* _Textauszug_:
»»
Bild: „Ein neuer Wachstumspfad für Deutschland“ müsse her, finden die Wir…
BERLIN taz | Von Krise keine Spur, jedenfalls nicht in Deutschland. Die
Ausfuhren boomen, die Arbeitslosigkeit ist gering, die Aktienkurse steigen.
Vom „deutschen Wirtschaftswunder“ schrieb die britische Zeitschrift
Economist bereits im vergangenen Jahr voller Neid. Doch dieser
Wachstumserfolg geht mit enormen sozialen und ökologischen Kosten einher,
warnt nun das Österreichische Institut für Wirtschaftsforschung (WIFO): mit
wachsender sozialer Polarisierung, immer mehr prekärer Beschäftigung und
geringen Aufstiegschancen sowie mit einer unterdurchschnittlichen
Entwicklung in puncto Energiesparen und Klimaschutz.
««
* _Aufgabe A_: Welches Institut warnt im Text über die deutsche Wirtschaft vor den sozialen und ökologischen Kosten des Wachstums?
* _Aufgabe B_: Führ den Text über das deutsche Wirtschaftswachstum nach seinem letzten Satz weiter.

* _Gespeicherte Datensätze_:
»»
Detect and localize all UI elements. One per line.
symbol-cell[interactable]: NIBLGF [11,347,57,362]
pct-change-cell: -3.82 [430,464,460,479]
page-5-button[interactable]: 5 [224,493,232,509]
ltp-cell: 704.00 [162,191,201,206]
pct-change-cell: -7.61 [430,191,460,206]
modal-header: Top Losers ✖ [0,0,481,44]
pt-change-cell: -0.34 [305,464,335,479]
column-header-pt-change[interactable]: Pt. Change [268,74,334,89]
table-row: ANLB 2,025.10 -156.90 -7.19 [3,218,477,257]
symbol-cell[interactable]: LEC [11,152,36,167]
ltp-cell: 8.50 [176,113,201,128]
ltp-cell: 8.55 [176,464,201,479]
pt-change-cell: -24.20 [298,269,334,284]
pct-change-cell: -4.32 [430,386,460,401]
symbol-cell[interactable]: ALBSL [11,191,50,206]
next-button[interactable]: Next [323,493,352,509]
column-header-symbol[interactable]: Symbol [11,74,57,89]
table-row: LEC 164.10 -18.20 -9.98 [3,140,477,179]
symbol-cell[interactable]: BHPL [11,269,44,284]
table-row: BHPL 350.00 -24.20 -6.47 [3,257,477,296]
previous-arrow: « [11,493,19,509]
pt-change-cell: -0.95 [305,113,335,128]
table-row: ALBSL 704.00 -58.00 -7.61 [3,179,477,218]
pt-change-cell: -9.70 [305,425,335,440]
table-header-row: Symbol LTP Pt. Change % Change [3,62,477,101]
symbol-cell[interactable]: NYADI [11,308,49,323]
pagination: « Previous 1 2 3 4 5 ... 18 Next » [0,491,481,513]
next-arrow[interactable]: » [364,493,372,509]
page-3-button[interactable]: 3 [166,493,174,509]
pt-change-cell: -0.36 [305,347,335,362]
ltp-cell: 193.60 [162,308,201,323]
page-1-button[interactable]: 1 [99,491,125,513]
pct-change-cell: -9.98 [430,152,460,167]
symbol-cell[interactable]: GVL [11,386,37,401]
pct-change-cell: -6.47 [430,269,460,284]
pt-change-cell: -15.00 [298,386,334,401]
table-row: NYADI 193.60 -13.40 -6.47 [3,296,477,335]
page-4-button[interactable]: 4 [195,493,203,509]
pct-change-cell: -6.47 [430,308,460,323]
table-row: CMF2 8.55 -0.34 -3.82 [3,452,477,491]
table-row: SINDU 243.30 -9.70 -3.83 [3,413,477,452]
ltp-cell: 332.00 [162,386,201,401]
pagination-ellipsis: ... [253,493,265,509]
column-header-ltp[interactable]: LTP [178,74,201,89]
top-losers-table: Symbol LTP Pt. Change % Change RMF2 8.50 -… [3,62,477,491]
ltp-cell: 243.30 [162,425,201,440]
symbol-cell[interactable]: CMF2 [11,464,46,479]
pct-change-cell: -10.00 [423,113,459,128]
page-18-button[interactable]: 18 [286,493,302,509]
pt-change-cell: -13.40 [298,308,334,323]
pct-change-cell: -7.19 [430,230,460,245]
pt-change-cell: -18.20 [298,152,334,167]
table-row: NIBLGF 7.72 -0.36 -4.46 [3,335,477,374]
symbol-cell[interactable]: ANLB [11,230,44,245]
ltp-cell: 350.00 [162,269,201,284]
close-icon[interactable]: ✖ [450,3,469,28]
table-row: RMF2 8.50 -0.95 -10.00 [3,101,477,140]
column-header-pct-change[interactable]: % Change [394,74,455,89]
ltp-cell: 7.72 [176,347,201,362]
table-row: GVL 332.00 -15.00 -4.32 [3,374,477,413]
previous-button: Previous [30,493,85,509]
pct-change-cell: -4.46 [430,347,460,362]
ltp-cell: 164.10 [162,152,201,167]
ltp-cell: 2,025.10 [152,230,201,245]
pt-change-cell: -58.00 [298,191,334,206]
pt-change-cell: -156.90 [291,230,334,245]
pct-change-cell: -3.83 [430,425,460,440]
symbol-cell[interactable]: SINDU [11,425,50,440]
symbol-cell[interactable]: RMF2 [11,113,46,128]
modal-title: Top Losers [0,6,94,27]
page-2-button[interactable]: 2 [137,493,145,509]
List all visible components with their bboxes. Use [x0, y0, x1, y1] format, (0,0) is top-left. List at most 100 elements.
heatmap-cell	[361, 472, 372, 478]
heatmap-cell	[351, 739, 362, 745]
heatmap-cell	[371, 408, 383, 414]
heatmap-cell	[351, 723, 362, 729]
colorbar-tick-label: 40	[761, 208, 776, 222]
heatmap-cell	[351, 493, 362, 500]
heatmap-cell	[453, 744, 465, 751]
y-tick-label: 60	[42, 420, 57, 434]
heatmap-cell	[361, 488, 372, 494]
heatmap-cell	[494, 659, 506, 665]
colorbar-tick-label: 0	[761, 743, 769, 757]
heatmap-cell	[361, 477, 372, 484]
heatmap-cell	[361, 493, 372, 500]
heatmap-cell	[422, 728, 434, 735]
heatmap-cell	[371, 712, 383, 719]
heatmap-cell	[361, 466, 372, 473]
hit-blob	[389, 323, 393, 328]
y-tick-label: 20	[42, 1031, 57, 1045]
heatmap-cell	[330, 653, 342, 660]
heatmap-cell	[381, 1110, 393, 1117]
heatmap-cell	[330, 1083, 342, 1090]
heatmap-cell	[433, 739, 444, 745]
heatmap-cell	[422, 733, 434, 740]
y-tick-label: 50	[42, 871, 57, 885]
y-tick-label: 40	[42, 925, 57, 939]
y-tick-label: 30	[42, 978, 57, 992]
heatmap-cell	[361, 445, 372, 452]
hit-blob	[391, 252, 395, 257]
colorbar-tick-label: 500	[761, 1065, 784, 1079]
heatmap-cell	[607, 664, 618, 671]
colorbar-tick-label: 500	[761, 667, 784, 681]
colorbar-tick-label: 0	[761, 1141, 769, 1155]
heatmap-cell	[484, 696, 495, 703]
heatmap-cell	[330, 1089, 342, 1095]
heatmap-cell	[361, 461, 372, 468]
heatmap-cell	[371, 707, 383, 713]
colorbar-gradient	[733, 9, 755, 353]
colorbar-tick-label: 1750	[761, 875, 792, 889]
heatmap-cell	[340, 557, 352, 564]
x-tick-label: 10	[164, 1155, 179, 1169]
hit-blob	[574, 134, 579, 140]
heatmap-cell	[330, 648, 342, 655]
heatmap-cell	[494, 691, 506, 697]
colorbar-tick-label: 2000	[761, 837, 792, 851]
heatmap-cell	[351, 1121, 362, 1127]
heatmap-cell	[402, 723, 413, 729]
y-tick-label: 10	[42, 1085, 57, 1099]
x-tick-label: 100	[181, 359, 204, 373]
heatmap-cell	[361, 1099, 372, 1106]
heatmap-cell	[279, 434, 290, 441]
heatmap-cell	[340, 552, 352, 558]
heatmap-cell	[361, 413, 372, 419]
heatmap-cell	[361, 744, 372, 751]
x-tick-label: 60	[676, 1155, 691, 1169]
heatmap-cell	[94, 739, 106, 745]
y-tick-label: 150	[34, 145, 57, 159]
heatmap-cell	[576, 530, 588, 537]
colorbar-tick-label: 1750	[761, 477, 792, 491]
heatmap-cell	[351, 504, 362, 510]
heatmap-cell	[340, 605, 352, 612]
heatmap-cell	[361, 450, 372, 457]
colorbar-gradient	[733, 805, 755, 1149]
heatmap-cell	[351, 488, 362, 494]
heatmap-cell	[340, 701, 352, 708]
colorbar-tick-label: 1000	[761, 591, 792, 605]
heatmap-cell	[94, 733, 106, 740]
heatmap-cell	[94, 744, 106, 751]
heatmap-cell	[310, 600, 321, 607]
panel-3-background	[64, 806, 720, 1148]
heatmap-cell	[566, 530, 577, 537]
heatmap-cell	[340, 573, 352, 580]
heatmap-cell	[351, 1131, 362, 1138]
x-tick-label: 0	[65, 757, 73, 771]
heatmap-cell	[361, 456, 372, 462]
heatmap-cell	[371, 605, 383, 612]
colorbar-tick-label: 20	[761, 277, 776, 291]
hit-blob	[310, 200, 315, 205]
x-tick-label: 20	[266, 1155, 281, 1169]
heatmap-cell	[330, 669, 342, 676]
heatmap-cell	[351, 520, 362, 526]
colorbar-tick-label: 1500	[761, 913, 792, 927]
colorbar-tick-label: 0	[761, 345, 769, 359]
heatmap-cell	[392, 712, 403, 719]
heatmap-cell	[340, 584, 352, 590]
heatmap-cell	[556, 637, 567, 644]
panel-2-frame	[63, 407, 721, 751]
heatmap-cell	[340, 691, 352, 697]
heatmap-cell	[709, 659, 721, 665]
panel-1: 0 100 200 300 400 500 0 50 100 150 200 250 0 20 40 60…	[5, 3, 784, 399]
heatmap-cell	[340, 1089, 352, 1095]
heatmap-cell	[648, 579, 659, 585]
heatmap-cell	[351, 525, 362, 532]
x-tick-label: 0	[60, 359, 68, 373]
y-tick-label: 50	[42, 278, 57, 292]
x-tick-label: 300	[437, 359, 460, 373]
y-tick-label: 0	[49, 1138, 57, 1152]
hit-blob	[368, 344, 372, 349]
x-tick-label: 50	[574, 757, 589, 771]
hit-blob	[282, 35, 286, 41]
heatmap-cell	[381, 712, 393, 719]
««
* _Antwort A_: Das Österreichische Institut für Wirtschaftsforschung (WIFO).

* _Antwort B_:
Mag sein, dass nach Jahren wirtschaftlicher Stagnation und hohen
Arbeitslosenraten eine Flexibilisierung des Arbeitsmarktes nötig war,
schreiben Karl Aiginger und Thomas Leoni in ihrer Studie für den
Arbeitskreis Nachhaltige Strukturpolitik der deutschen
Friedrich-Ebert-Stiftung. Mag sein, dass auch die Lohnkosten gesenkt werden
mussten, um international wieder wettbewerbsfähig zu sein.
Aber: Die Korrekturphase müsse nun abgeschlossen werden. Sonst drohten
nicht nur soziale und ökologische Probleme überhand zu nehmen. Auch der
wirtschaftliche Erfolg Deutschlands sei gefährdet, wenn die
Inlandsnachfrage wegen der mageren Lohnentwicklung schwächele. Dazu komme,
dass Haushalte mit geringem Einkommen immer weniger in die Bildung
investierten, der Staat dieses Manko aber nicht ausgleiche.
„Ein neuer Wachstumspfad für Deutschland“ müsse her, folgern die Autoren …
ihrer gleichnamigen Studie. Das alte Ziel, das Volkseinkommen zu steigern,
habe ausgedient. Denn das Wachstum gehe immer noch mit steigendem
Ressourcen- und Energieverbrauch einher, die insgesamt wachsenden Einkommen
kämen längst nicht allen gesellschaftlichen Gruppen zugute.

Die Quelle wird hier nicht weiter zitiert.